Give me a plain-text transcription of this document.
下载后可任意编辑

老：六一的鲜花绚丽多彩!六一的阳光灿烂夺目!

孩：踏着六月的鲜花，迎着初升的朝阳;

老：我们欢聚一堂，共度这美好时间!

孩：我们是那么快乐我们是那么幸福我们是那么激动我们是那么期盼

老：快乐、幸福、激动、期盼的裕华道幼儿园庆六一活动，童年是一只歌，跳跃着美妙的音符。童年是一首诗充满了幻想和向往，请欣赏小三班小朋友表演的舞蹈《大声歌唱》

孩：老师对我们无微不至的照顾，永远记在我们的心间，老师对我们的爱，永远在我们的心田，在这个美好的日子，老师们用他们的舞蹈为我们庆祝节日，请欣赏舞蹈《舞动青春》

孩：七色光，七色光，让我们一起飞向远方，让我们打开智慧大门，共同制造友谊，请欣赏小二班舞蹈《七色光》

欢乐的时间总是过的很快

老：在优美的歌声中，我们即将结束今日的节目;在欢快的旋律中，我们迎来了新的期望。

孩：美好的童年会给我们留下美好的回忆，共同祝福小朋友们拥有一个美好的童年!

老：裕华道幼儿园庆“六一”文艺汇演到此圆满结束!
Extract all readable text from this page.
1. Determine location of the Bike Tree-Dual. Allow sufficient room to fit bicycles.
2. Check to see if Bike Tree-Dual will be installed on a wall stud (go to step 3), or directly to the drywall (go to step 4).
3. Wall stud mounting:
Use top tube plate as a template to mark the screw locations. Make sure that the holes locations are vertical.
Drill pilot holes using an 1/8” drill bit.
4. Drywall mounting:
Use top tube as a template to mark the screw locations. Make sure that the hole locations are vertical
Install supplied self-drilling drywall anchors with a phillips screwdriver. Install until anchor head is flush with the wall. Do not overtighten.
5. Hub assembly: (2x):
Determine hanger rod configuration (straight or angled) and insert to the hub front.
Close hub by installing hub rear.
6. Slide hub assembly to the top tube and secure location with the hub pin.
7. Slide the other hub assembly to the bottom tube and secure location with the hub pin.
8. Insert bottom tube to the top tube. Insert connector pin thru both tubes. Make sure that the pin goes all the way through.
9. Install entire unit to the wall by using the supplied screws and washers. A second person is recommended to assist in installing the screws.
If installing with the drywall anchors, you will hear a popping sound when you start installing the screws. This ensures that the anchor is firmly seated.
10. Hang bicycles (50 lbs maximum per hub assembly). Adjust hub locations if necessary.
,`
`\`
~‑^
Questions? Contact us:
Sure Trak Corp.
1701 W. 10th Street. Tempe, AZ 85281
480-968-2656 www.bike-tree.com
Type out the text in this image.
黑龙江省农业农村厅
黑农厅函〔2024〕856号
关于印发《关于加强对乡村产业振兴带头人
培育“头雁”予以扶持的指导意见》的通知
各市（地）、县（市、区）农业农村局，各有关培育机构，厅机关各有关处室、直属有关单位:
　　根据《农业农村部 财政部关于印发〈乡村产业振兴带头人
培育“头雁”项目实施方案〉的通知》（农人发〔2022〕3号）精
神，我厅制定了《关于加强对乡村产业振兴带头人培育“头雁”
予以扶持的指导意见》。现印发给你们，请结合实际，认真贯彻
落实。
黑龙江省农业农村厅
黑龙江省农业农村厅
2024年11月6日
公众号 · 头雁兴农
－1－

Direction
Return each line with "secure".

Answer
6. Slide hub assembly to the top tube and secure location with the hub pin.
7. Slide the other hub assembly to the bottom tube and secure location with the hub pin.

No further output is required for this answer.